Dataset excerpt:
□ □ □ □ □

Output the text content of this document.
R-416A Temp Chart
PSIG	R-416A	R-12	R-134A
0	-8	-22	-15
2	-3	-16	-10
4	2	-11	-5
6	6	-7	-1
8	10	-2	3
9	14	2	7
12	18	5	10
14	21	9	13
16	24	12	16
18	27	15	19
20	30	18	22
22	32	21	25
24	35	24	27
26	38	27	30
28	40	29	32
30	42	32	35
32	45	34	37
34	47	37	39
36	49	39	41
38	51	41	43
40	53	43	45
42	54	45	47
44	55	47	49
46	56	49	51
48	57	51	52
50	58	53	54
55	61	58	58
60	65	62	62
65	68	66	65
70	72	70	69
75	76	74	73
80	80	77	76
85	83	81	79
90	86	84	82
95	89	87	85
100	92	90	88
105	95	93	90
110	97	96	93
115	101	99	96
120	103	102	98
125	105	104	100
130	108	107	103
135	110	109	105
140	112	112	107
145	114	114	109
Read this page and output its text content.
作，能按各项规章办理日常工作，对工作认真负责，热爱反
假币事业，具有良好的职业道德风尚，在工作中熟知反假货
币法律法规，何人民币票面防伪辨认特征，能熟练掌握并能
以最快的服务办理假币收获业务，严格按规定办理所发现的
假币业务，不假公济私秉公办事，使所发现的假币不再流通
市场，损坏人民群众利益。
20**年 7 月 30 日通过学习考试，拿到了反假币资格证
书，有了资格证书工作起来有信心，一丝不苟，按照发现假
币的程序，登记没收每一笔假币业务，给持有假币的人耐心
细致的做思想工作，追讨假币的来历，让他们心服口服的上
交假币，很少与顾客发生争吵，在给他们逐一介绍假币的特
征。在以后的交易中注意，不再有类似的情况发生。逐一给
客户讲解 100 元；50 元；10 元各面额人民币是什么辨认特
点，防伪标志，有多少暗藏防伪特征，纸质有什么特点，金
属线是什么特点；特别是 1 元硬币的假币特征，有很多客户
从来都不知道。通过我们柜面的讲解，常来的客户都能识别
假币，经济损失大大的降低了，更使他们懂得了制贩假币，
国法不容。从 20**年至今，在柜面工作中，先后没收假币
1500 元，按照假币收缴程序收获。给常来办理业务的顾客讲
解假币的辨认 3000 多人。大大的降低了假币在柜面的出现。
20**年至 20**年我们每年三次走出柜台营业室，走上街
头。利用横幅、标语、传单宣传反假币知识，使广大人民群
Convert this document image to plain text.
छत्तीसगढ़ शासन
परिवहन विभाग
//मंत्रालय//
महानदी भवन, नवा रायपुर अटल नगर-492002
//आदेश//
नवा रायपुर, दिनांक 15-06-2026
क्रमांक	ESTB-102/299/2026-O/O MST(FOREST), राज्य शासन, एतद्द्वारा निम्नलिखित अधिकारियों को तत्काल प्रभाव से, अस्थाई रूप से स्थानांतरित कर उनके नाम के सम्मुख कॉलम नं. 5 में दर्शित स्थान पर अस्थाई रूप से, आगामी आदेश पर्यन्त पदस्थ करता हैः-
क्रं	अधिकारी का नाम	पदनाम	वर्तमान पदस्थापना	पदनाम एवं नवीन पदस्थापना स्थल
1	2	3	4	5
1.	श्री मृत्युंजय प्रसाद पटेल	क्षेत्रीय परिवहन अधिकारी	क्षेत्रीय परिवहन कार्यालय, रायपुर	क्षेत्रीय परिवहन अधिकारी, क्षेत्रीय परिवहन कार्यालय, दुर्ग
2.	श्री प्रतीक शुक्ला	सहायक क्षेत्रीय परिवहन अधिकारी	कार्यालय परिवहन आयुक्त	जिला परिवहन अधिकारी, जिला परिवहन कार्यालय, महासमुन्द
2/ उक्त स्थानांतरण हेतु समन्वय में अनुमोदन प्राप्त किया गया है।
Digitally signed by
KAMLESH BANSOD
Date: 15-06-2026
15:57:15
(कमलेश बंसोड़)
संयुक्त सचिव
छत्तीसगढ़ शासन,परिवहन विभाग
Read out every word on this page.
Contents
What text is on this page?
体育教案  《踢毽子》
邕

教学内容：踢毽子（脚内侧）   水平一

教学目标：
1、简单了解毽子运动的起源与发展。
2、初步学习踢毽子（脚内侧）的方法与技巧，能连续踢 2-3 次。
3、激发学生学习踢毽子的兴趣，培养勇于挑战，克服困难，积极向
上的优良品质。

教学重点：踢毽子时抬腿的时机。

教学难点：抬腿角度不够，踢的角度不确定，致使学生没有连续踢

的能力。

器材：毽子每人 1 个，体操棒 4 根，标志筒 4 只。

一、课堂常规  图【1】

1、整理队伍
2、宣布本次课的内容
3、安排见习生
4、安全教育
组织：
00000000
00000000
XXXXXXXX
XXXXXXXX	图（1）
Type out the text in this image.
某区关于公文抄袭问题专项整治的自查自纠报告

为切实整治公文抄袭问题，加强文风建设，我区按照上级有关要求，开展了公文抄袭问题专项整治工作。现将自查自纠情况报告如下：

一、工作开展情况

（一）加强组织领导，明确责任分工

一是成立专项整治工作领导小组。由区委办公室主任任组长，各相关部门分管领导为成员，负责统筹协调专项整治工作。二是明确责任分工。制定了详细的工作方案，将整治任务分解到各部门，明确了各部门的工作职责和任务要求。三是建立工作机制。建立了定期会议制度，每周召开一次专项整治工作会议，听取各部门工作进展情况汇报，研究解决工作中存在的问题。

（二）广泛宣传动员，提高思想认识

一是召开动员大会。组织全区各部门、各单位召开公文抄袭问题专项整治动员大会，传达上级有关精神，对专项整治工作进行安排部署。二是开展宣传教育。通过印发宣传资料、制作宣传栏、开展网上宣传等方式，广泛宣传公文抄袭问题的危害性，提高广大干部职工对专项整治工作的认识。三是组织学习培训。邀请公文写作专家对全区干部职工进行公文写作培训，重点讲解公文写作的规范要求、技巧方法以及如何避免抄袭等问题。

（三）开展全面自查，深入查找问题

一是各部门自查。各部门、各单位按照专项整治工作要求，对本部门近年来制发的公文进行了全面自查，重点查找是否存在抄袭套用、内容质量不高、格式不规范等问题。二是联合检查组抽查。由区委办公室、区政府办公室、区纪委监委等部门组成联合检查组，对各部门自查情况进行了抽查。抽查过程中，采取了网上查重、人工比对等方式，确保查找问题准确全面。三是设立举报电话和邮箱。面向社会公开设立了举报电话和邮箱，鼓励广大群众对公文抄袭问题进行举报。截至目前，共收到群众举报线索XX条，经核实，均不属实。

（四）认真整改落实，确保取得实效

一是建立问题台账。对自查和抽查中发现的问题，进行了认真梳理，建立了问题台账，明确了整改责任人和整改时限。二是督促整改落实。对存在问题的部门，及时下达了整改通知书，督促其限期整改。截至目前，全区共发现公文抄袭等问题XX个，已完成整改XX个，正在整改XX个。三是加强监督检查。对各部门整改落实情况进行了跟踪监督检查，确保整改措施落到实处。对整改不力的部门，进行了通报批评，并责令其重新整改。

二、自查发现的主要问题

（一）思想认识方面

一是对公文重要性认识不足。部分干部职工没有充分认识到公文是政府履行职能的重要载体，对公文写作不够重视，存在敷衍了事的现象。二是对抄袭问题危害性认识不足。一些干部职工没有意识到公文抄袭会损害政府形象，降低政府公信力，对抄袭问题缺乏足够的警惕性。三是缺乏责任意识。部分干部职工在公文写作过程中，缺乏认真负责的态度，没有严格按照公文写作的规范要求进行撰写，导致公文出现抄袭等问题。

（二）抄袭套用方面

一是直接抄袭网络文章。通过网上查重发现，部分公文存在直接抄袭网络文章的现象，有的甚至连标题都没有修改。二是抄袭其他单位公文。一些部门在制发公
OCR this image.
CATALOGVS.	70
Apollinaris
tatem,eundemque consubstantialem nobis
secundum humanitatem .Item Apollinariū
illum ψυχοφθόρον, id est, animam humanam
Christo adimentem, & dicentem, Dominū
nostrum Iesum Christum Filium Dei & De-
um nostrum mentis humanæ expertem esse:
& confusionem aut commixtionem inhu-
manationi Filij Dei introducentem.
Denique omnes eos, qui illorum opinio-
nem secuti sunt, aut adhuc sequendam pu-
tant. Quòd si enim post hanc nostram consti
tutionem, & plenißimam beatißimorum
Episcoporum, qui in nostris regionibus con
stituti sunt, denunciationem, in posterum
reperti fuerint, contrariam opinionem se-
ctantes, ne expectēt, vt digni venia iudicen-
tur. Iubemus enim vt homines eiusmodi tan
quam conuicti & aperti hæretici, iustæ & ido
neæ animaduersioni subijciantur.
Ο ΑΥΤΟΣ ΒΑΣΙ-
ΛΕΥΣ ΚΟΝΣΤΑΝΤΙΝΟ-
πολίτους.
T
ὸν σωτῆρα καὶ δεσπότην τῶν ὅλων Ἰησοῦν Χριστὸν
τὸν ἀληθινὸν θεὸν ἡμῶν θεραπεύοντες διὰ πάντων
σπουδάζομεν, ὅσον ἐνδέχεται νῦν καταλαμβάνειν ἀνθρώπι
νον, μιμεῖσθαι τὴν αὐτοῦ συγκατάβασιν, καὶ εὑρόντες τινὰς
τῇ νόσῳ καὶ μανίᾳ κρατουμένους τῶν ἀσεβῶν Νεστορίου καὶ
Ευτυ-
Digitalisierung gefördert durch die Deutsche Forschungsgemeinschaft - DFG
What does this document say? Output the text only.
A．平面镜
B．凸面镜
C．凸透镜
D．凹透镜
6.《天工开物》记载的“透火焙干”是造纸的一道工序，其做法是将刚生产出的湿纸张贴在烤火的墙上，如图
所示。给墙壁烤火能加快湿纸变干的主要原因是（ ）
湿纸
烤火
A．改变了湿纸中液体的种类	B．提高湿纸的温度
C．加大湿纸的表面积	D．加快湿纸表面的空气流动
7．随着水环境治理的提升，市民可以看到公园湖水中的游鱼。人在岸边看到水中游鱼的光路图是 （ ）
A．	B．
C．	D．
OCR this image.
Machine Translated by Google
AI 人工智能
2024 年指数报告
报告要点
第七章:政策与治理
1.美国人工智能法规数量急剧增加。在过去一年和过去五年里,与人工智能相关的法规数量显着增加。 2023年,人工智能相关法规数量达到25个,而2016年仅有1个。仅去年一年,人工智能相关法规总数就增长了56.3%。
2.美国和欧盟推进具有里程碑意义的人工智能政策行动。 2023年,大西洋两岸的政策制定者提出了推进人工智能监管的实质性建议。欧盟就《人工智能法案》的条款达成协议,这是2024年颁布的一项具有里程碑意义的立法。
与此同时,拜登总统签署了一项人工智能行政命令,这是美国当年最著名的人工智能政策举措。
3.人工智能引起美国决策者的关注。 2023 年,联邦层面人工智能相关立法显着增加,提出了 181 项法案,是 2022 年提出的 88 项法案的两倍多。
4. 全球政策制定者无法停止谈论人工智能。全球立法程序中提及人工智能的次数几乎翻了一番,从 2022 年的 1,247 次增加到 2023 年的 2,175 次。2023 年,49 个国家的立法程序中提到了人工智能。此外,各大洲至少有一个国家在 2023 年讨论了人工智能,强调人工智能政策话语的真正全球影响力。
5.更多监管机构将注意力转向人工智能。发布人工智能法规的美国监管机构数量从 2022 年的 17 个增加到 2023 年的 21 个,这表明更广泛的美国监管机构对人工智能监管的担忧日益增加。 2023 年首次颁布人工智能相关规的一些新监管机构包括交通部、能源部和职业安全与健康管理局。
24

□ □ □ □ □

**Task details**
Locate all lines in the listing above with the word "sunt". Copy them.

**Response**
nem secuti sunt, aut adhuc sequendam pu-
stituti sunt, denunciationem, in posterum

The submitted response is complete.